* start *

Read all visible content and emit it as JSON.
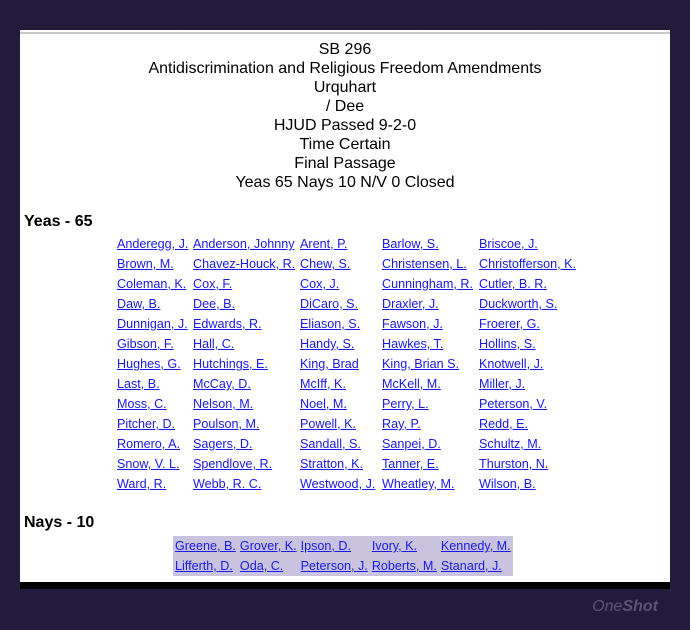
{
  "header": {
    "bill": "SB 296",
    "title": "Antidiscrimination and Religious Freedom Amendments",
    "sponsor": "Urquhart",
    "cosponsor": "/ Dee",
    "committee": "HJUD Passed 9-2-0",
    "time": "Time Certain",
    "action": "Final Passage",
    "tally": "Yeas 65 Nays 10 N/V 0 Closed"
  },
  "yeas": {
    "heading": "Yeas - 65",
    "rows": [
      [
        "Anderegg, J.",
        "Anderson, Johnny",
        "Arent, P.",
        "Barlow, S.",
        "Briscoe, J."
      ],
      [
        "Brown, M.",
        "Chavez-Houck, R.",
        "Chew, S.",
        "Christensen, L.",
        "Christofferson, K."
      ],
      [
        "Coleman, K.",
        "Cox, F.",
        "Cox, J.",
        "Cunningham, R.",
        "Cutler, B. R."
      ],
      [
        "Daw, B.",
        "Dee, B.",
        "DiCaro, S.",
        "Draxler, J.",
        "Duckworth, S."
      ],
      [
        "Dunnigan, J.",
        "Edwards, R.",
        "Eliason, S.",
        "Fawson, J.",
        "Froerer, G."
      ],
      [
        "Gibson, F.",
        "Hall, C.",
        "Handy, S.",
        "Hawkes, T.",
        "Hollins, S."
      ],
      [
        "Hughes, G.",
        "Hutchings, E.",
        "King, Brad",
        "King, Brian S.",
        "Knotwell, J."
      ],
      [
        "Last, B.",
        "McCay, D.",
        "McIff, K.",
        "McKell, M.",
        "Miller, J."
      ],
      [
        "Moss, C.",
        "Nelson, M.",
        "Noel, M.",
        "Perry, L.",
        "Peterson, V."
      ],
      [
        "Pitcher, D.",
        "Poulson, M.",
        "Powell, K.",
        "Ray, P.",
        "Redd, E."
      ],
      [
        "Romero, A.",
        "Sagers, D.",
        "Sandall, S.",
        "Sanpei, D.",
        "Schultz, M."
      ],
      [
        "Snow, V. L.",
        "Spendlove, R.",
        "Stratton, K.",
        "Tanner, E.",
        "Thurston, N."
      ],
      [
        "Ward, R.",
        "Webb, R. C.",
        "Westwood, J.",
        "Wheatley, M.",
        "Wilson, B."
      ]
    ]
  },
  "nays": {
    "heading": "Nays - 10",
    "rows": [
      [
        "Greene, B.",
        "Grover, K.",
        "Ipson, D.",
        "Ivory, K.",
        "Kennedy, M."
      ],
      [
        "Lifferth, D.",
        "Oda, C.",
        "Peterson, J.",
        "Roberts, M.",
        "Stanard, J."
      ]
    ]
  },
  "brand": {
    "prefix": "One",
    "suffix": "Shot"
  },
  "colors": {
    "link": "#1a1ae6",
    "nays_highlight": "#c9c3df",
    "background": "#231b3b"
  }
}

* end *

To do =>
Without the pictures, output the full listing exactly as it stands.

The response =>
Read all visible content and emit it as JSON.
{
  "header": {
    "bill": "SB 296",
    "title": "Antidiscrimination and Religious Freedom Amendments",
    "sponsor": "Urquhart",
    "cosponsor": "/ Dee",
    "committee": "HJUD Passed 9-2-0",
    "time": "Time Certain",
    "action": "Final Passage",
    "tally": "Yeas 65 Nays 10 N/V 0 Closed"
  },
  "yeas": {
    "heading": "Yeas - 65",
    "rows": [
      [
        "Anderegg, J.",
        "Anderson, Johnny",
        "Arent, P.",
        "Barlow, S.",
        "Briscoe, J."
      ],
      [
        "Brown, M.",
        "Chavez-Houck, R.",
        "Chew, S.",
        "Christensen, L.",
        "Christofferson, K."
      ],
      [
        "Coleman, K.",
        "Cox, F.",
        "Cox, J.",
        "Cunningham, R.",
        "Cutler, B. R."
      ],
      [
        "Daw, B.",
        "Dee, B.",
        "DiCaro, S.",
        "Draxler, J.",
        "Duckworth, S."
      ],
      [
        "Dunnigan, J.",
        "Edwards, R.",
        "Eliason, S.",
        "Fawson, J.",
        "Froerer, G."
      ],
      [
        "Gibson, F.",
        "Hall, C.",
        "Handy, S.",
        "Hawkes, T.",
        "Hollins, S."
      ],
      [
        "Hughes, G.",
        "Hutchings, E.",
        "King, Brad",
        "King, Brian S.",
        "Knotwell, J."
      ],
      [
        "Last, B.",
        "McCay, D.",
        "McIff, K.",
        "McKell, M.",
        "Miller, J."
      ],
      [
        "Moss, C.",
        "Nelson, M.",
        "Noel, M.",
        "Perry, L.",
        "Peterson, V."
      ],
      [
        "Pitcher, D.",
        "Poulson, M.",
        "Powell, K.",
        "Ray, P.",
        "Redd, E."
      ],
      [
        "Romero, A.",
        "Sagers, D.",
        "Sandall, S.",
        "Sanpei, D.",
        "Schultz, M."
      ],
      [
        "Snow, V. L.",
        "Spendlove, R.",
        "Stratton, K.",
        "Tanner, E.",
        "Thurston, N."
      ],
      [
        "Ward, R.",
        "Webb, R. C.",
        "Westwood, J.",
        "Wheatley, M.",
        "Wilson, B."
      ]
    ]
  },
  "nays": {
    "heading": "Nays - 10",
    "rows": [
      [
        "Greene, B.",
        "Grover, K.",
        "Ipson, D.",
        "Ivory, K.",
        "Kennedy, M."
      ],
      [
        "Lifferth, D.",
        "Oda, C.",
        "Peterson, J.",
        "Roberts, M.",
        "Stanard, J."
      ]
    ]
  },
  "brand": {
    "prefix": "One",
    "suffix": "Shot"
  },
  "colors": {
    "link": "#1a1ae6",
    "nays_highlight": "#c9c3df",
    "background": "#231b3b"
  }
}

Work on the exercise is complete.